### DIRECTIVE:
Say how many lines hold the string "header"; please write nothing but the number.

### DATA LINES:
(begin)

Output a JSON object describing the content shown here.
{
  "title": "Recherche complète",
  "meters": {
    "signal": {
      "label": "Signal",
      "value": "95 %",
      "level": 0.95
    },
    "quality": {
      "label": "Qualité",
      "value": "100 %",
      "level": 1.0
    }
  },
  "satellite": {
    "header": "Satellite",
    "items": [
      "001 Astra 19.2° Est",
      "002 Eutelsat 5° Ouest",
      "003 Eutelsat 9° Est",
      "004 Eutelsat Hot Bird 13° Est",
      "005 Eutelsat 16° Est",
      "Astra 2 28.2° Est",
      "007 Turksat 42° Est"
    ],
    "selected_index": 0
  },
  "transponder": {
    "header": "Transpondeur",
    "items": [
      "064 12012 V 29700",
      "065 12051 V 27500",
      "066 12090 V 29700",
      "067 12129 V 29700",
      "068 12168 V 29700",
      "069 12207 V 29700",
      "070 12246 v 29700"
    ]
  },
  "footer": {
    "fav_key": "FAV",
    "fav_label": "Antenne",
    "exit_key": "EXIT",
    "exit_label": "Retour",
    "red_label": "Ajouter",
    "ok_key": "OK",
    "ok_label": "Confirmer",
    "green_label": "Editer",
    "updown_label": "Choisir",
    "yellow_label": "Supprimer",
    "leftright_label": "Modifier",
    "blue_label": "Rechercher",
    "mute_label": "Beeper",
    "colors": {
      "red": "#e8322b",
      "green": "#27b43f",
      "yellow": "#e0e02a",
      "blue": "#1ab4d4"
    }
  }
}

(end)

### RESULT BELOW:
2